• _ABOUT THIS TASK_:
In full and without change, retype the records.

· · · · ·

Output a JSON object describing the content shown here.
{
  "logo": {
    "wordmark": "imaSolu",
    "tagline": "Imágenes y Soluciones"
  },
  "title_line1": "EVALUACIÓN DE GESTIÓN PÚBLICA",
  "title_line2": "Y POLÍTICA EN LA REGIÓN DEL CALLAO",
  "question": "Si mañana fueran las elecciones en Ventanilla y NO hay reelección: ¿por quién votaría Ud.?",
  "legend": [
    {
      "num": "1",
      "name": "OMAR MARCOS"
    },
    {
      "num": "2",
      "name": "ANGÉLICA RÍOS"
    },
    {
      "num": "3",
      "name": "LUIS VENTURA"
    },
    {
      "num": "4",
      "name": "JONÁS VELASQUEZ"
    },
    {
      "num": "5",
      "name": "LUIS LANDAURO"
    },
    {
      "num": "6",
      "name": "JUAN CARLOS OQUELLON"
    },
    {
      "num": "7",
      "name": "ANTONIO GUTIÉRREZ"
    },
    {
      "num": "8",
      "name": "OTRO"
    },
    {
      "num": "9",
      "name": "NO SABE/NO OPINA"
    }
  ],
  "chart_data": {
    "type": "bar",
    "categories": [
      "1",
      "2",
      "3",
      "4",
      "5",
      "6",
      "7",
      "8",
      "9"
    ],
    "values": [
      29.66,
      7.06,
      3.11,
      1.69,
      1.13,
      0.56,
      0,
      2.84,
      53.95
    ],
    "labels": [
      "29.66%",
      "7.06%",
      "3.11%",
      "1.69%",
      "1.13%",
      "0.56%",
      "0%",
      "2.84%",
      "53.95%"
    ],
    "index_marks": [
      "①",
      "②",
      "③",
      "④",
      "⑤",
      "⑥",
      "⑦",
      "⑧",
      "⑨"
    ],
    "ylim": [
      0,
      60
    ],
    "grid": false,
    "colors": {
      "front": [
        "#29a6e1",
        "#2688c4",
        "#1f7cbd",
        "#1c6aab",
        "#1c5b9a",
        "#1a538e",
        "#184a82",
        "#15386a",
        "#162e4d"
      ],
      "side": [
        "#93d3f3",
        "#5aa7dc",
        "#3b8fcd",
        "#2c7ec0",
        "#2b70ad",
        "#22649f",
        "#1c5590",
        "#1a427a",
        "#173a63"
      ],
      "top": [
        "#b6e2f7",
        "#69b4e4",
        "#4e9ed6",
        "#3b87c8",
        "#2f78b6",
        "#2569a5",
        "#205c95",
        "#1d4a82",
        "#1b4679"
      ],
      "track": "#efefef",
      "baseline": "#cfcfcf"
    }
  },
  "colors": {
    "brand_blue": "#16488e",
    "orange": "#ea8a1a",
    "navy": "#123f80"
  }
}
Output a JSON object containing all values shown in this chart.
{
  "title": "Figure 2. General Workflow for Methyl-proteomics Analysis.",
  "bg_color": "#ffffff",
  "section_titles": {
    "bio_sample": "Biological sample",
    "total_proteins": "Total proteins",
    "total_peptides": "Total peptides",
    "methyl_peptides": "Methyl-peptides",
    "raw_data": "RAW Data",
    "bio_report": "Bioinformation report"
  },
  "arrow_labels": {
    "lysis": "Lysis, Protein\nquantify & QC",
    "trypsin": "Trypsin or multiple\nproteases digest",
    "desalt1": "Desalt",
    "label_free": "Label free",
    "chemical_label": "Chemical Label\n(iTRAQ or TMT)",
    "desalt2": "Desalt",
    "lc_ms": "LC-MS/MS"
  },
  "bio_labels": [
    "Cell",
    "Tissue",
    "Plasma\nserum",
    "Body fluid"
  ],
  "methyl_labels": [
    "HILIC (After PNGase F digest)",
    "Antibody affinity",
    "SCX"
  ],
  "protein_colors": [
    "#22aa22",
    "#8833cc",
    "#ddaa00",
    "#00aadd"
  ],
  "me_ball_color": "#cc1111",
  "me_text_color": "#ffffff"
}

· · · · ·

• _RESULT FOR THIS TASK_:
Output a JSON object describing the content shown here.
{
  "logo": {
    "wordmark": "imaSolu",
    "tagline": "Imágenes y Soluciones"
  },
  "title_line1": "EVALUACIÓN DE GESTIÓN PÚBLICA",
  "title_line2": "Y POLÍTICA EN LA REGIÓN DEL CALLAO",
  "question": "Si mañana fueran las elecciones en Ventanilla y NO hay reelección: ¿por quién votaría Ud.?",
  "legend": [
    {
      "num": "1",
      "name": "OMAR MARCOS"
    },
    {
      "num": "2",
      "name": "ANGÉLICA RÍOS"
    },
    {
      "num": "3",
      "name": "LUIS VENTURA"
    },
    {
      "num": "4",
      "name": "JONÁS VELASQUEZ"
    },
    {
      "num": "5",
      "name": "LUIS LANDAURO"
    },
    {
      "num": "6",
      "name": "JUAN CARLOS OQUELLON"
    },
    {
      "num": "7",
      "name": "ANTONIO GUTIÉRREZ"
    },
    {
      "num": "8",
      "name": "OTRO"
    },
    {
      "num": "9",
      "name": "NO SABE/NO OPINA"
    }
  ],
  "chart_data": {
    "type": "bar",
    "categories": [
      "1",
      "2",
      "3",
      "4",
      "5",
      "6",
      "7",
      "8",
      "9"
    ],
    "values": [
      29.66,
      7.06,
      3.11,
      1.69,
      1.13,
      0.56,
      0,
      2.84,
      53.95
    ],
    "labels": [
      "29.66%",
      "7.06%",
      "3.11%",
      "1.69%",
      "1.13%",
      "0.56%",
      "0%",
      "2.84%",
      "53.95%"
    ],
    "index_marks": [
      "①",
      "②",
      "③",
      "④",
      "⑤",
      "⑥",
      "⑦",
      "⑧",
      "⑨"
    ],
    "ylim": [
      0,
      60
    ],
    "grid": false,
    "colors": {
      "front": [
        "#29a6e1",
        "#2688c4",
        "#1f7cbd",
        "#1c6aab",
        "#1c5b9a",
        "#1a538e",
        "#184a82",
        "#15386a",
        "#162e4d"
      ],
      "side": [
        "#93d3f3",
        "#5aa7dc",
        "#3b8fcd",
        "#2c7ec0",
        "#2b70ad",
        "#22649f",
        "#1c5590",
        "#1a427a",
        "#173a63"
      ],
      "top": [
        "#b6e2f7",
        "#69b4e4",
        "#4e9ed6",
        "#3b87c8",
        "#2f78b6",
        "#2569a5",
        "#205c95",
        "#1d4a82",
        "#1b4679"
      ],
      "track": "#efefef",
      "baseline": "#cfcfcf"
    }
  },
  "colors": {
    "brand_blue": "#16488e",
    "orange": "#ea8a1a",
    "navy": "#123f80"
  }
}
Output a JSON object containing all values shown in this chart.
{
  "title": "Figure 2. General Workflow for Methyl-proteomics Analysis.",
  "bg_color": "#ffffff",
  "section_titles": {
    "bio_sample": "Biological sample",
    "total_proteins": "Total proteins",
    "total_peptides": "Total peptides",
    "methyl_peptides": "Methyl-peptides",
    "raw_data": "RAW Data",
    "bio_report": "Bioinformation report"
  },
  "arrow_labels": {
    "lysis": "Lysis, Protein\nquantify & QC",
    "trypsin": "Trypsin or multiple\nproteases digest",
    "desalt1": "Desalt",
    "label_free": "Label free",
    "chemical_label": "Chemical Label\n(iTRAQ or TMT)",
    "desalt2": "Desalt",
    "lc_ms": "LC-MS/MS"
  },
  "bio_labels": [
    "Cell",
    "Tissue",
    "Plasma\nserum",
    "Body fluid"
  ],
  "methyl_labels": [
    "HILIC (After PNGase F digest)",
    "Antibody affinity",
    "SCX"
  ],
  "protein_colors": [
    "#22aa22",
    "#8833cc",
    "#ddaa00",
    "#00aadd"
  ],
  "me_ball_color": "#cc1111",
  "me_text_color": "#ffffff"
}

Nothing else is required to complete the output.